### RECORDS SUPPLIED:
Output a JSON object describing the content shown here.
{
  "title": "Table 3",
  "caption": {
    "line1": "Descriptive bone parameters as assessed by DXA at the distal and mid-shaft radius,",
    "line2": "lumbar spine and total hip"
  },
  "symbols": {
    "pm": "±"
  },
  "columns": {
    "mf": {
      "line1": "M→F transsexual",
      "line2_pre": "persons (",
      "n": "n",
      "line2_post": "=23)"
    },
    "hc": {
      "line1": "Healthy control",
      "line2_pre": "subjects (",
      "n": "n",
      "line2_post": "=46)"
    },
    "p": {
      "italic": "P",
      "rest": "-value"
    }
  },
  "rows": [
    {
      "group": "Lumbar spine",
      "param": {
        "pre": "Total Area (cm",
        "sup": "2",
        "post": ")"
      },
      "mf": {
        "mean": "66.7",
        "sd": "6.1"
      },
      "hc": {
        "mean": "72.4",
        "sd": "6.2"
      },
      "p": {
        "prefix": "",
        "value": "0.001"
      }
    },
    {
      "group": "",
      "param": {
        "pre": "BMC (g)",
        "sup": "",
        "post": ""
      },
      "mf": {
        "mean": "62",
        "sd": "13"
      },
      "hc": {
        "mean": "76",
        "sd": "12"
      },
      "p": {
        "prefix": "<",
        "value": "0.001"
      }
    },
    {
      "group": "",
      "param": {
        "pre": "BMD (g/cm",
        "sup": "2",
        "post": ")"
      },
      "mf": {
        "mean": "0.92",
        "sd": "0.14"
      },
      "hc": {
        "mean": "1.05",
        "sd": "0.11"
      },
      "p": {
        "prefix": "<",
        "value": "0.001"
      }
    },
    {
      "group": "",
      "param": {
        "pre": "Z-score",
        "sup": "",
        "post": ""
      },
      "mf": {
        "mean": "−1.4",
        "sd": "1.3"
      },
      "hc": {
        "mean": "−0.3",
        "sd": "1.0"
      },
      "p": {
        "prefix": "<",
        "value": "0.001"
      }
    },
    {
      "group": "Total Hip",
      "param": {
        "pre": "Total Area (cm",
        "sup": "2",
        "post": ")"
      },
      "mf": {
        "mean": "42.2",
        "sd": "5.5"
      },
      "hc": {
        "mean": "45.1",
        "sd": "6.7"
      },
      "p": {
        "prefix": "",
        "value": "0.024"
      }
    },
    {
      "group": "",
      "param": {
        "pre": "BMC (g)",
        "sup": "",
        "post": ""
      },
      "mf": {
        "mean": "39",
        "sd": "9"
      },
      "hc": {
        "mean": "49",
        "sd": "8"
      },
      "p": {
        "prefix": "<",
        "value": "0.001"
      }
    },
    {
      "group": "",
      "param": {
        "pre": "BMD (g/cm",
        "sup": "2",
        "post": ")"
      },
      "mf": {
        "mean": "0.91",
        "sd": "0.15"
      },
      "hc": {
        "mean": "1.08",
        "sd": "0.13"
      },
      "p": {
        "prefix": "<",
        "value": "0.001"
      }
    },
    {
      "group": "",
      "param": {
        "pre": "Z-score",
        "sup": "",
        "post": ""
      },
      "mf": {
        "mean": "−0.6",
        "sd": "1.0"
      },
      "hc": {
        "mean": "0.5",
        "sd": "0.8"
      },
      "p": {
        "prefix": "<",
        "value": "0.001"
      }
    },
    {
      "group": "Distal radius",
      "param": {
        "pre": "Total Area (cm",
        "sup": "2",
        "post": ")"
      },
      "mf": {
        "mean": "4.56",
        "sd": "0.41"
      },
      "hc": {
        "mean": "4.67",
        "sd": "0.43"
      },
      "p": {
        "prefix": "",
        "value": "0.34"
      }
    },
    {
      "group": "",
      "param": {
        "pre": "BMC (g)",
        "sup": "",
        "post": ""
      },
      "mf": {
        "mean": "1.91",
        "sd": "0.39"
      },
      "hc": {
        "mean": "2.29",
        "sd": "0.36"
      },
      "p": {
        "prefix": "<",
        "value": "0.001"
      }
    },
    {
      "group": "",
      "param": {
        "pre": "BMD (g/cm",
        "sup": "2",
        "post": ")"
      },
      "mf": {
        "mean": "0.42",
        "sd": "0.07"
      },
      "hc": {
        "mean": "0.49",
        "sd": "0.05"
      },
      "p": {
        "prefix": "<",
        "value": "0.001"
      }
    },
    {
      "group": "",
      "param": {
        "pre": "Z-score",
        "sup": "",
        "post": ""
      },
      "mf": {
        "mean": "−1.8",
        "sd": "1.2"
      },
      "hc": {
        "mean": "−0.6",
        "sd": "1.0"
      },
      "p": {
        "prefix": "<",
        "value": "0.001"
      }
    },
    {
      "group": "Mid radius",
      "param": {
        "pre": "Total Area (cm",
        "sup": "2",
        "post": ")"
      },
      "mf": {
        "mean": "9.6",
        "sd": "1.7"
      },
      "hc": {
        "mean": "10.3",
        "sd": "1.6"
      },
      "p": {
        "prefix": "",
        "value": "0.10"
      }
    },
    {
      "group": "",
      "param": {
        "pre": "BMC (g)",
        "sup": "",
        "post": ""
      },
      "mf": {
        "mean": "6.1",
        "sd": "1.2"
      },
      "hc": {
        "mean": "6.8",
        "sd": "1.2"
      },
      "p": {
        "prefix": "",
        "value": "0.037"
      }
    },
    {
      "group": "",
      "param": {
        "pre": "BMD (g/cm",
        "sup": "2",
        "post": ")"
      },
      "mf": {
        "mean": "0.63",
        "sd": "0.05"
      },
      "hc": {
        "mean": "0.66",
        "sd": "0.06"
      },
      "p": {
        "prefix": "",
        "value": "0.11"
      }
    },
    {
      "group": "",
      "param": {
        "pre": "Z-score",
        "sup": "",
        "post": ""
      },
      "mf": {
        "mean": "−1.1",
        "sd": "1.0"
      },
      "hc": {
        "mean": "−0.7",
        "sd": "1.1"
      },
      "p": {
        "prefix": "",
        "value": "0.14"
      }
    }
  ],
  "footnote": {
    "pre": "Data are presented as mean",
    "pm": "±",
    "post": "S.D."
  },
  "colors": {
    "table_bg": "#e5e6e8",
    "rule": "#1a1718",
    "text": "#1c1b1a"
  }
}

### YOUR GOAL:
Look over the material above and show each line where "radius" appears.

### THE OUTPUT:
    "line1": "Descriptive bone parameters as assessed by DXA at the distal and mid-shaft radius,",
      "group": "Distal radius",
      "group": "Mid radius",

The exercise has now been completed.